WORK TO BE COMPLETED: Each record below needs to be written out exactly as it appears.

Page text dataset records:
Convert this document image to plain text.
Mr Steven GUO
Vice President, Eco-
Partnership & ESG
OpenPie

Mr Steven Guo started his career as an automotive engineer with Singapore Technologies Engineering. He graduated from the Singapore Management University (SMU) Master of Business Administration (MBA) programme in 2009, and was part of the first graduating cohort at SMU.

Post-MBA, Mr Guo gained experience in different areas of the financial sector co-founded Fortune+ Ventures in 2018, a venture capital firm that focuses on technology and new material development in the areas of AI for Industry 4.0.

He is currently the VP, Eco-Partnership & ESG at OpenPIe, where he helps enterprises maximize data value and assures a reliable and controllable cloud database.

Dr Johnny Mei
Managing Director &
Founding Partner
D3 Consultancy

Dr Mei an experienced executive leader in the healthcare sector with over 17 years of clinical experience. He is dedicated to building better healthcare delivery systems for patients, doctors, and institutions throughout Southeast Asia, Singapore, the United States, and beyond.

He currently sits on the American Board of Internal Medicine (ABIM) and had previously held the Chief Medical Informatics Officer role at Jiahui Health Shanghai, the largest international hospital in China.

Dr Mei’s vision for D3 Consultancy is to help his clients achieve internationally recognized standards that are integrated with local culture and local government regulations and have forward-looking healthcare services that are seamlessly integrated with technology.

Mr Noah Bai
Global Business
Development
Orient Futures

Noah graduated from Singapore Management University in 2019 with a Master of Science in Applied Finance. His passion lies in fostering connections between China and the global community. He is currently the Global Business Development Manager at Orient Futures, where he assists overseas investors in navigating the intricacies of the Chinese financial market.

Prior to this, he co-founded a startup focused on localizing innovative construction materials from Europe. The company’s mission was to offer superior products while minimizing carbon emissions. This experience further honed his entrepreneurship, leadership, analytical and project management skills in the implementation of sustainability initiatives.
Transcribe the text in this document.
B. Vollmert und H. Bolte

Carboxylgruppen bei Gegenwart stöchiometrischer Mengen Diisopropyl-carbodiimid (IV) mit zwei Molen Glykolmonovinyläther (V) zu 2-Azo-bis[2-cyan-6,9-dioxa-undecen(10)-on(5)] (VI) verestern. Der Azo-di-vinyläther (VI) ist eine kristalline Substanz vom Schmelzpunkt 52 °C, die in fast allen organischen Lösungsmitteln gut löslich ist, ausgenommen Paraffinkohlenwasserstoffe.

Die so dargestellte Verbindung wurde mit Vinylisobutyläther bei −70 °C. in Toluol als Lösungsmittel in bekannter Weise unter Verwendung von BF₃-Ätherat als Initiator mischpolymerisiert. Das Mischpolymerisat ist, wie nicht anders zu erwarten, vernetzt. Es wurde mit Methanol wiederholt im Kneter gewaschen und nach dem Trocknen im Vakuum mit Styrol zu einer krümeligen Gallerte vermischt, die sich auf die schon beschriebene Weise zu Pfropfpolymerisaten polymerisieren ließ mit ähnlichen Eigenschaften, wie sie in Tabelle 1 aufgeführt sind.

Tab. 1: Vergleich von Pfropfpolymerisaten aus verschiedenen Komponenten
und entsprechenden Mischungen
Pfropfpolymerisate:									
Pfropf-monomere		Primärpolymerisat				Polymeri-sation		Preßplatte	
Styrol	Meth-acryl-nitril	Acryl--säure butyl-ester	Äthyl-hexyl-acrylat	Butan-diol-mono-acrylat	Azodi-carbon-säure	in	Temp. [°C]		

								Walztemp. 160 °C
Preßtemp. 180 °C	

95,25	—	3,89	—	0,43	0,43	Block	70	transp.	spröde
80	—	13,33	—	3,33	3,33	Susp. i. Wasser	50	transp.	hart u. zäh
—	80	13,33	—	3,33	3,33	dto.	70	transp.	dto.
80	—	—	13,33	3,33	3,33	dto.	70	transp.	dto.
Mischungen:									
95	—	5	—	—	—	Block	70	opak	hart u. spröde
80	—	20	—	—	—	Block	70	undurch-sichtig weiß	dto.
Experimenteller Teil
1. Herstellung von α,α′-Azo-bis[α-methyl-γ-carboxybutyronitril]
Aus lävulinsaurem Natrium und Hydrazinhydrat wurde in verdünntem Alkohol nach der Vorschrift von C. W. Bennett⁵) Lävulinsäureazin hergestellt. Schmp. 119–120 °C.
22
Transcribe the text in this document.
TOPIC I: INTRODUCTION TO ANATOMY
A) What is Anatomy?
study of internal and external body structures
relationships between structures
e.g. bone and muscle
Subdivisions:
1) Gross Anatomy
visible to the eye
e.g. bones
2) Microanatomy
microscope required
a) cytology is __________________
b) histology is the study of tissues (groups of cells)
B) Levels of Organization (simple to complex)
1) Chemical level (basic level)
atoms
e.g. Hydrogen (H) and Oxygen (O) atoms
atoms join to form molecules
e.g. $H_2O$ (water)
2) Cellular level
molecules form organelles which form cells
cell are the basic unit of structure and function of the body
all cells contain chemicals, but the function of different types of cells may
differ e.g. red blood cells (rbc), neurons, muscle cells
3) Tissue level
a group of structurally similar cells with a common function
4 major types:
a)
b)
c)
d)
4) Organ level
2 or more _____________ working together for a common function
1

OUTPUT BELOW:
Convert this document image to plain text.
Mr Steven GUO
Vice President, Eco-
Partnership & ESG
OpenPie

Mr Steven Guo started his career as an automotive engineer with Singapore Technologies Engineering. He graduated from the Singapore Management University (SMU) Master of Business Administration (MBA) programme in 2009, and was part of the first graduating cohort at SMU.

Post-MBA, Mr Guo gained experience in different areas of the financial sector co-founded Fortune+ Ventures in 2018, a venture capital firm that focuses on technology and new material development in the areas of AI for Industry 4.0.

He is currently the VP, Eco-Partnership & ESG at OpenPIe, where he helps enterprises maximize data value and assures a reliable and controllable cloud database.

Dr Johnny Mei
Managing Director &
Founding Partner
D3 Consultancy

Dr Mei an experienced executive leader in the healthcare sector with over 17 years of clinical experience. He is dedicated to building better healthcare delivery systems for patients, doctors, and institutions throughout Southeast Asia, Singapore, the United States, and beyond.

He currently sits on the American Board of Internal Medicine (ABIM) and had previously held the Chief Medical Informatics Officer role at Jiahui Health Shanghai, the largest international hospital in China.

Dr Mei’s vision for D3 Consultancy is to help his clients achieve internationally recognized standards that are integrated with local culture and local government regulations and have forward-looking healthcare services that are seamlessly integrated with technology.

Mr Noah Bai
Global Business
Development
Orient Futures

Noah graduated from Singapore Management University in 2019 with a Master of Science in Applied Finance. His passion lies in fostering connections between China and the global community. He is currently the Global Business Development Manager at Orient Futures, where he assists overseas investors in navigating the intricacies of the Chinese financial market.

Prior to this, he co-founded a startup focused on localizing innovative construction materials from Europe. The company’s mission was to offer superior products while minimizing carbon emissions. This experience further honed his entrepreneurship, leadership, analytical and project management skills in the implementation of sustainability initiatives.
Transcribe the text in this document.
B. Vollmert und H. Bolte

Carboxylgruppen bei Gegenwart stöchiometrischer Mengen Diisopropyl-carbodiimid (IV) mit zwei Molen Glykolmonovinyläther (V) zu 2-Azo-bis[2-cyan-6,9-dioxa-undecen(10)-on(5)] (VI) verestern. Der Azo-di-vinyläther (VI) ist eine kristalline Substanz vom Schmelzpunkt 52 °C, die in fast allen organischen Lösungsmitteln gut löslich ist, ausgenommen Paraffinkohlenwasserstoffe.

Die so dargestellte Verbindung wurde mit Vinylisobutyläther bei −70 °C. in Toluol als Lösungsmittel in bekannter Weise unter Verwendung von BF₃-Ätherat als Initiator mischpolymerisiert. Das Mischpolymerisat ist, wie nicht anders zu erwarten, vernetzt. Es wurde mit Methanol wiederholt im Kneter gewaschen und nach dem Trocknen im Vakuum mit Styrol zu einer krümeligen Gallerte vermischt, die sich auf die schon beschriebene Weise zu Pfropfpolymerisaten polymerisieren ließ mit ähnlichen Eigenschaften, wie sie in Tabelle 1 aufgeführt sind.

Tab. 1: Vergleich von Pfropfpolymerisaten aus verschiedenen Komponenten
und entsprechenden Mischungen
Pfropfpolymerisate:									
Pfropf-monomere		Primärpolymerisat				Polymeri-sation		Preßplatte	
Styrol	Meth-acryl-nitril	Acryl--säure butyl-ester	Äthyl-hexyl-acrylat	Butan-diol-mono-acrylat	Azodi-carbon-säure	in	Temp. [°C]		

								Walztemp. 160 °C
Preßtemp. 180 °C	

95,25	—	3,89	—	0,43	0,43	Block	70	transp.	spröde
80	—	13,33	—	3,33	3,33	Susp. i. Wasser	50	transp.	hart u. zäh
—	80	13,33	—	3,33	3,33	dto.	70	transp.	dto.
80	—	—	13,33	3,33	3,33	dto.	70	transp.	dto.
Mischungen:									
95	—	5	—	—	—	Block	70	opak	hart u. spröde
80	—	20	—	—	—	Block	70	undurch-sichtig weiß	dto.
Experimenteller Teil
1. Herstellung von α,α′-Azo-bis[α-methyl-γ-carboxybutyronitril]
Aus lävulinsaurem Natrium und Hydrazinhydrat wurde in verdünntem Alkohol nach der Vorschrift von C. W. Bennett⁵) Lävulinsäureazin hergestellt. Schmp. 119–120 °C.
22
Transcribe the text in this document.
TOPIC I: INTRODUCTION TO ANATOMY
A) What is Anatomy?
study of internal and external body structures
relationships between structures
e.g. bone and muscle
Subdivisions:
1) Gross Anatomy
visible to the eye
e.g. bones
2) Microanatomy
microscope required
a) cytology is __________________
b) histology is the study of tissues (groups of cells)
B) Levels of Organization (simple to complex)
1) Chemical level (basic level)
atoms
e.g. Hydrogen (H) and Oxygen (O) atoms
atoms join to form molecules
e.g. $H_2O$ (water)
2) Cellular level
molecules form organelles which form cells
cell are the basic unit of structure and function of the body
all cells contain chemicals, but the function of different types of cells may
differ e.g. red blood cells (rbc), neurons, muscle cells
3) Tissue level
a group of structurally similar cells with a common function
4 major types:
a)
b)
c)
d)
4) Organ level
2 or more _____________ working together for a common function
1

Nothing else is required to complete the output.